Short exercise => Write out every line below that includes the word "panel".

Source records =>
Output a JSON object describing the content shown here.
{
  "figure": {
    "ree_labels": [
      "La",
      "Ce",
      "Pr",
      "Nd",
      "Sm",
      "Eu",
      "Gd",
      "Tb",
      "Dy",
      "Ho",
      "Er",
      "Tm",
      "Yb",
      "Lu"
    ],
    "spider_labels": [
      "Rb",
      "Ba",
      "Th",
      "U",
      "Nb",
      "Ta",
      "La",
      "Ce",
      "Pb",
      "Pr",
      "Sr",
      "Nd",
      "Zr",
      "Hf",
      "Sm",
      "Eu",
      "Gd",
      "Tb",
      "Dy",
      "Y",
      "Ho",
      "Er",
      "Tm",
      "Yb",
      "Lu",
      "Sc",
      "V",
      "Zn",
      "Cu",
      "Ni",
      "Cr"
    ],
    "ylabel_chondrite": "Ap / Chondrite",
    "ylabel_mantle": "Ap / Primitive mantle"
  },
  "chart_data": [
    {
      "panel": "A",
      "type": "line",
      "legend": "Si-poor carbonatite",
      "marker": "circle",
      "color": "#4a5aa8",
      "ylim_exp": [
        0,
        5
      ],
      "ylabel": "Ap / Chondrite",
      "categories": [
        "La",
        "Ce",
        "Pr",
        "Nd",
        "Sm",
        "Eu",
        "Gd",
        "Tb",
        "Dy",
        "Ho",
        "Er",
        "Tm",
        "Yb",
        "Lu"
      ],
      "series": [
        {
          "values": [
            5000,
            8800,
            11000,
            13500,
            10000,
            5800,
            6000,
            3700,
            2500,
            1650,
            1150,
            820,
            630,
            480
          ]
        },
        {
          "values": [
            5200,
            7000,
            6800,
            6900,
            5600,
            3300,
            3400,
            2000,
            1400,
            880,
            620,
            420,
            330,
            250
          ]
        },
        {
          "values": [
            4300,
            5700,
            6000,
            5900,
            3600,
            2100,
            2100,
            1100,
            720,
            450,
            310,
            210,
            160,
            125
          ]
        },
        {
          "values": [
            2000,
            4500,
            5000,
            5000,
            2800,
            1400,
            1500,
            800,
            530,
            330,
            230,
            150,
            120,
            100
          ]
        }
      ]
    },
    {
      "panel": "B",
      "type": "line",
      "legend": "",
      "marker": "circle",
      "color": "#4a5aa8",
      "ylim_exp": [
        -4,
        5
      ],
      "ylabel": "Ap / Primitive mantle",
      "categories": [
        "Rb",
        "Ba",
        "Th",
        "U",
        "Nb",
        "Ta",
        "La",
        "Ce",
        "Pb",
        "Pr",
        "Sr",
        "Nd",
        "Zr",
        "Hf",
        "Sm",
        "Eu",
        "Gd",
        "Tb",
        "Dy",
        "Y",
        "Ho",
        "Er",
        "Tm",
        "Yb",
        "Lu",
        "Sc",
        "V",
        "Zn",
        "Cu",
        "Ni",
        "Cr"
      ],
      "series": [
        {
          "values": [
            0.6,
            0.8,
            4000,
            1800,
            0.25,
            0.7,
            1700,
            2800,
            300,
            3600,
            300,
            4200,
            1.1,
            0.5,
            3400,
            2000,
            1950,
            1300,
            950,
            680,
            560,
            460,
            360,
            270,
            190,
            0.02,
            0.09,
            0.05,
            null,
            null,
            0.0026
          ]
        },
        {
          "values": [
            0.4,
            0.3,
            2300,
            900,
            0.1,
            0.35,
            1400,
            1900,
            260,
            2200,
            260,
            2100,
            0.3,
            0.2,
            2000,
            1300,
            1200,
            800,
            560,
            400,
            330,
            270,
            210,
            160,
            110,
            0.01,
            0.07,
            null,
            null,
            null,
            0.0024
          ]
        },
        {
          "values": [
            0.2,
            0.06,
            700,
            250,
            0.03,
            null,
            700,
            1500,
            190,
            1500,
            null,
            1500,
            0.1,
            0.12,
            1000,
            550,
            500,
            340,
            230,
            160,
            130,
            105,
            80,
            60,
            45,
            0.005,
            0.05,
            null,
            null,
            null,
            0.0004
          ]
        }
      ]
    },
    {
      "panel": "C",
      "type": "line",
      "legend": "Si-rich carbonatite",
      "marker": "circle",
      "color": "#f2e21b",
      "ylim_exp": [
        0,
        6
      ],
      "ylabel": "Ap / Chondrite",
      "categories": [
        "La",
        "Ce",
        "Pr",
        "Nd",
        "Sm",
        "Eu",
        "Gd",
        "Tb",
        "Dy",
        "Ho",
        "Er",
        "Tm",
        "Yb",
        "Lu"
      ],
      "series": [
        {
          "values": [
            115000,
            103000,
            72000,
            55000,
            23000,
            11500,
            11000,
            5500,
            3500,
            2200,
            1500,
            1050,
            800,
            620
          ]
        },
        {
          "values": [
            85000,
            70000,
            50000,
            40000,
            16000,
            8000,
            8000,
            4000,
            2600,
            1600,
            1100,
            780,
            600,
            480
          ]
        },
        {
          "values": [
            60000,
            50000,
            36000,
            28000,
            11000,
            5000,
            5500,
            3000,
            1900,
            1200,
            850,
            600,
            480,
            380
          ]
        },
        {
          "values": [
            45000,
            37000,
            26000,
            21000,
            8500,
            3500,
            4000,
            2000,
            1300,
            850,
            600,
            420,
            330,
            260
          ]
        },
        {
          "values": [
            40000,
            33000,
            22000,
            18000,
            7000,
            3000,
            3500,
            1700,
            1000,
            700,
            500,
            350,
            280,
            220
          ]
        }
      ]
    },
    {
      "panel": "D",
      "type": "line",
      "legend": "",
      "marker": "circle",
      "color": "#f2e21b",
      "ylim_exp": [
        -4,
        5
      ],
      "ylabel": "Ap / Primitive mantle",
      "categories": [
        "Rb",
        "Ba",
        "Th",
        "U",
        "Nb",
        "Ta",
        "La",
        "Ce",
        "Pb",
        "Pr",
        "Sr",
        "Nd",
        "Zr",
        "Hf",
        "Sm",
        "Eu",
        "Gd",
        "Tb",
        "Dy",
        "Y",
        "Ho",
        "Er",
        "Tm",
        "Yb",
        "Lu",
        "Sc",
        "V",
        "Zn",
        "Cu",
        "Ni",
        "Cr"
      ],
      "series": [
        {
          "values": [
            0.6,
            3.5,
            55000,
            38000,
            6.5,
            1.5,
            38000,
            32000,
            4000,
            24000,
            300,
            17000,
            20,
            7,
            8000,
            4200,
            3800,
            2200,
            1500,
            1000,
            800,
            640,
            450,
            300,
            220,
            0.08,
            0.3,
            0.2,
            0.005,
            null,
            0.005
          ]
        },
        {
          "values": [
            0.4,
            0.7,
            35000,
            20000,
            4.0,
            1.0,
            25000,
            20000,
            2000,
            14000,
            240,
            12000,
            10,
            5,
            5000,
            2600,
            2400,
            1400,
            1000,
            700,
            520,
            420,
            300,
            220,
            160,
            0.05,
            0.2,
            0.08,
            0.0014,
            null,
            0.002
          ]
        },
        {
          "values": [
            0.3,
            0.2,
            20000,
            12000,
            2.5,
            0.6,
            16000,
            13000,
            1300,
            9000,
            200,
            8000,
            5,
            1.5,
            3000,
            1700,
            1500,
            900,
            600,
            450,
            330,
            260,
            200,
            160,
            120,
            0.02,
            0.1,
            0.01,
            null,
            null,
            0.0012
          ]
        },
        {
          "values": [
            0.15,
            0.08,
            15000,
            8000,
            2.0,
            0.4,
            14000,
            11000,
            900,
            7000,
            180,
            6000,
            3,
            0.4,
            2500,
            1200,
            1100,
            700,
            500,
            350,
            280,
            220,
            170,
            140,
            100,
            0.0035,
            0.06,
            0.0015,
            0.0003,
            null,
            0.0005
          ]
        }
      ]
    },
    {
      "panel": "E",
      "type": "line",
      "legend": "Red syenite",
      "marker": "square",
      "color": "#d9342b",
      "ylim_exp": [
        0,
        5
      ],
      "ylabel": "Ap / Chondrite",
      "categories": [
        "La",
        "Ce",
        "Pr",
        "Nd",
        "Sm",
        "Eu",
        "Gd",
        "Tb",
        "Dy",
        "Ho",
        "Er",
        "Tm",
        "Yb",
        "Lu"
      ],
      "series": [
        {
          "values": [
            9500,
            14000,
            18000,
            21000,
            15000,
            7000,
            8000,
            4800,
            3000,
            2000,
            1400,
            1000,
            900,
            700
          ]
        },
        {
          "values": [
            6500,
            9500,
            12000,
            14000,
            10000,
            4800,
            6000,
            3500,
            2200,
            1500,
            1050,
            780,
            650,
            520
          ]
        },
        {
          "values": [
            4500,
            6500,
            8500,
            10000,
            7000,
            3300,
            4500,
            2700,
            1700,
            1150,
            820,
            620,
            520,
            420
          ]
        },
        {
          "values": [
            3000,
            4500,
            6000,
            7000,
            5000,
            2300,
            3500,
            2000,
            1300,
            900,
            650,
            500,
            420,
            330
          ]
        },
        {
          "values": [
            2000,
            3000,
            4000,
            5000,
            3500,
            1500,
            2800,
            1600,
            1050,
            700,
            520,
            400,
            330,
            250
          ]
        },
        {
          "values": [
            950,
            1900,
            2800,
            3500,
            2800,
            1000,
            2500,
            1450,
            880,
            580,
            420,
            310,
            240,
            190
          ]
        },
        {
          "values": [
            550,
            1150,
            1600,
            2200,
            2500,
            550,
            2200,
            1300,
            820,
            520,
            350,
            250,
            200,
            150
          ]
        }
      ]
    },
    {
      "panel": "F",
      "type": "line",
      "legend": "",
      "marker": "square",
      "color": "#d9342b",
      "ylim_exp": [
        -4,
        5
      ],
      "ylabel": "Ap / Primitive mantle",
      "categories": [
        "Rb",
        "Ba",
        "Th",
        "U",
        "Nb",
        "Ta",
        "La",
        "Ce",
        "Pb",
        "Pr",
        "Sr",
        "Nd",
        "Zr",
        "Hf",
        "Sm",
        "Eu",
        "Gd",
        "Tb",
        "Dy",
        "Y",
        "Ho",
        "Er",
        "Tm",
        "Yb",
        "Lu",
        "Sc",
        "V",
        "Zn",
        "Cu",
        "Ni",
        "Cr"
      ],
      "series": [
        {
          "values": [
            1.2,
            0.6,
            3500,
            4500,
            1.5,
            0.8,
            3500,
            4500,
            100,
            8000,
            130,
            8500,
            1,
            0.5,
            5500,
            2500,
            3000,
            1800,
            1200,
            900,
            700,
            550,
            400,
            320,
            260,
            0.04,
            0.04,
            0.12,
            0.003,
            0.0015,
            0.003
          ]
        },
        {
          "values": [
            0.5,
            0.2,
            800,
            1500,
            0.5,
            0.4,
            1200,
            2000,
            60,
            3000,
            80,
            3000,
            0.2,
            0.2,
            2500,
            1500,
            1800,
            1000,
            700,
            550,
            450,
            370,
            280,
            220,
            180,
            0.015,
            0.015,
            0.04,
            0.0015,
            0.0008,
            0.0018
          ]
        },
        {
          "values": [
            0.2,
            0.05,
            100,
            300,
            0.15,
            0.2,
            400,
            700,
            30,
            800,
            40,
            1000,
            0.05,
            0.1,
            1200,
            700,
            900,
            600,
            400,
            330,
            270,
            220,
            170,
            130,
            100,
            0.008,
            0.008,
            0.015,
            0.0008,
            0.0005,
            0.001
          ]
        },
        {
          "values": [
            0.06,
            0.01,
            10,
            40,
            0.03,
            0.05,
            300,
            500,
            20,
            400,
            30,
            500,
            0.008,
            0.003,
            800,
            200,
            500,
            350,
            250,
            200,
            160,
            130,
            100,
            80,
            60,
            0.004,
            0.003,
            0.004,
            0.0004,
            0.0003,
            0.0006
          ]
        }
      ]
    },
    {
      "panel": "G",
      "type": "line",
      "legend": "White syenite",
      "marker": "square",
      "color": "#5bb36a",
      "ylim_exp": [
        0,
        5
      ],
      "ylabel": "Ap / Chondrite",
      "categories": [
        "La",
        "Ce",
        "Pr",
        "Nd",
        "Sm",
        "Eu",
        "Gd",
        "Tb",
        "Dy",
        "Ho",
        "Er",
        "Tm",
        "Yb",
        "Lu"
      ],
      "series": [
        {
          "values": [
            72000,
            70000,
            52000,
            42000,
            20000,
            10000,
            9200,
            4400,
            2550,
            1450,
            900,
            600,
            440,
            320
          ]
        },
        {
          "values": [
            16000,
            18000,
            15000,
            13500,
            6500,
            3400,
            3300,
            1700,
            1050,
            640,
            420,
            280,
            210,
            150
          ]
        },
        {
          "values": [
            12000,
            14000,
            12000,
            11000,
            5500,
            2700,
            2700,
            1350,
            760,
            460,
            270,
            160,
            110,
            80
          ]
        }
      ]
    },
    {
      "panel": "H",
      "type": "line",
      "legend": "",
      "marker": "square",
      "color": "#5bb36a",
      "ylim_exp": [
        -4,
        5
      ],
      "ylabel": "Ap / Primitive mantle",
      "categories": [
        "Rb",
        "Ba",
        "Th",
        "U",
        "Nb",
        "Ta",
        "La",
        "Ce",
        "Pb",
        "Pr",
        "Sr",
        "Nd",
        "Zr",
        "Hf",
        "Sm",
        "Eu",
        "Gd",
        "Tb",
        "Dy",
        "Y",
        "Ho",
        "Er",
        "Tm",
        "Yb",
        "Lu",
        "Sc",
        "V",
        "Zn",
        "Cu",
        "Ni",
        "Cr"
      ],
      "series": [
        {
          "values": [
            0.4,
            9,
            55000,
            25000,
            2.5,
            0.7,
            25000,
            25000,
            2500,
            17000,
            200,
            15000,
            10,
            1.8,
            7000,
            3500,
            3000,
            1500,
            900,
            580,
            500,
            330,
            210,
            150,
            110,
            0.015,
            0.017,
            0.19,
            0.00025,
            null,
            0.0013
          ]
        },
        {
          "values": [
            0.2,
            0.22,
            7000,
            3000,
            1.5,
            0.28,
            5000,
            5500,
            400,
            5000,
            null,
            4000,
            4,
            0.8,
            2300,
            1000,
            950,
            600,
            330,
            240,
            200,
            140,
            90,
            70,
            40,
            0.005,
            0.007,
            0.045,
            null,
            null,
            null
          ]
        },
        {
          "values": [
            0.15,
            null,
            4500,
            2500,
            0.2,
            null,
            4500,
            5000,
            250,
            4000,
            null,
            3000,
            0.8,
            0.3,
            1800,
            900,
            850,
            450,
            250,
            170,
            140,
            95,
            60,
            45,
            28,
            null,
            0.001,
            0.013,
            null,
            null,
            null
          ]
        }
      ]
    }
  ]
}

Correct response =>
      "panel": "A",
      "panel": "B",
      "panel": "C",
      "panel": "D",
      "panel": "E",
      "panel": "F",
      "panel": "G",
      "panel": "H",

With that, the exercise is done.